**YOUR OBJECTIVE:** Transcribe every entry word for word, but skip the images.

[Begin]

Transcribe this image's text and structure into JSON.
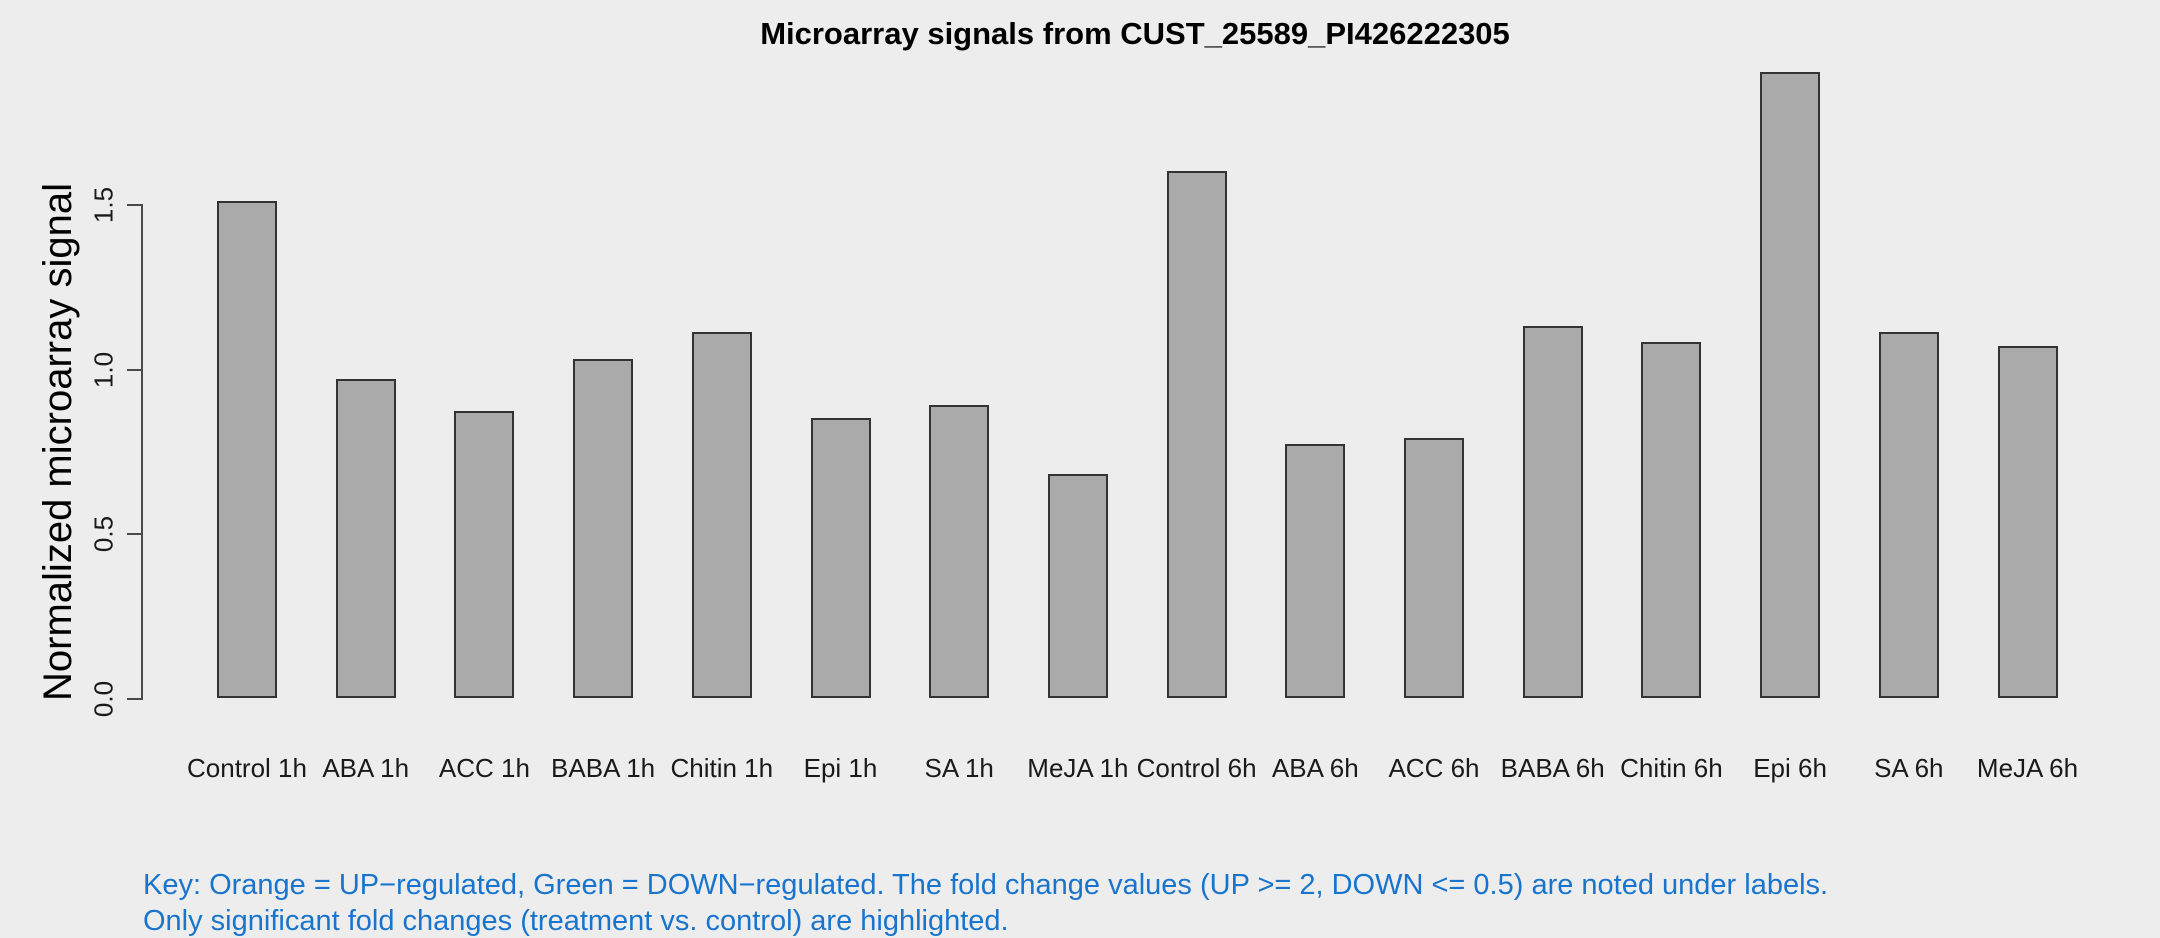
{
  "title": "Microarray signals from CUST_25589_PI426222305",
  "chart_data": {
    "type": "bar",
    "title": "Microarray signals from CUST_25589_PI426222305",
    "xlabel": "",
    "ylabel": "Normalized microarray signal",
    "categories": [
      "Control 1h",
      "ABA 1h",
      "ACC 1h",
      "BABA 1h",
      "Chitin 1h",
      "Epi 1h",
      "SA 1h",
      "MeJA 1h",
      "Control 6h",
      "ABA 6h",
      "ACC 6h",
      "BABA 6h",
      "Chitin 6h",
      "Epi 6h",
      "SA 6h",
      "MeJA 6h"
    ],
    "values": [
      1.51,
      0.97,
      0.87,
      1.03,
      1.11,
      0.85,
      0.89,
      0.68,
      1.6,
      0.77,
      0.79,
      1.13,
      1.08,
      1.9,
      1.11,
      1.07
    ],
    "yticks": [
      0,
      0.5,
      1.0,
      1.5
    ],
    "ytick_labels": [
      "0.0",
      "0.5",
      "1.0",
      "1.5"
    ],
    "ylim": [
      0,
      1.95
    ],
    "grid": false,
    "legend_position": "none",
    "bar_color": "#AAAAAA",
    "bar_border_color": "#333333",
    "axis_color": "#4a4a4a"
  },
  "footer": {
    "key_line1": "Key: Orange = UP−regulated, Green = DOWN−regulated. The fold change values (UP >= 2, DOWN <= 0.5) are noted under labels.",
    "key_line2": "Only significant fold changes (treatment vs. control) are highlighted.",
    "key_color": "#1874CD"
  },
  "colors": {
    "background": "#EDEDED"
  }
}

[End]

**SOLUTION:**
Transcribe this image's text and structure into JSON.
{
  "title": "Microarray signals from CUST_25589_PI426222305",
  "chart_data": {
    "type": "bar",
    "title": "Microarray signals from CUST_25589_PI426222305",
    "xlabel": "",
    "ylabel": "Normalized microarray signal",
    "categories": [
      "Control 1h",
      "ABA 1h",
      "ACC 1h",
      "BABA 1h",
      "Chitin 1h",
      "Epi 1h",
      "SA 1h",
      "MeJA 1h",
      "Control 6h",
      "ABA 6h",
      "ACC 6h",
      "BABA 6h",
      "Chitin 6h",
      "Epi 6h",
      "SA 6h",
      "MeJA 6h"
    ],
    "values": [
      1.51,
      0.97,
      0.87,
      1.03,
      1.11,
      0.85,
      0.89,
      0.68,
      1.6,
      0.77,
      0.79,
      1.13,
      1.08,
      1.9,
      1.11,
      1.07
    ],
    "yticks": [
      0,
      0.5,
      1.0,
      1.5
    ],
    "ytick_labels": [
      "0.0",
      "0.5",
      "1.0",
      "1.5"
    ],
    "ylim": [
      0,
      1.95
    ],
    "grid": false,
    "legend_position": "none",
    "bar_color": "#AAAAAA",
    "bar_border_color": "#333333",
    "axis_color": "#4a4a4a"
  },
  "footer": {
    "key_line1": "Key: Orange = UP−regulated, Green = DOWN−regulated. The fold change values (UP >= 2, DOWN <= 0.5) are noted under labels.",
    "key_line2": "Only significant fold changes (treatment vs. control) are highlighted.",
    "key_color": "#1874CD"
  },
  "colors": {
    "background": "#EDEDED"
  }
}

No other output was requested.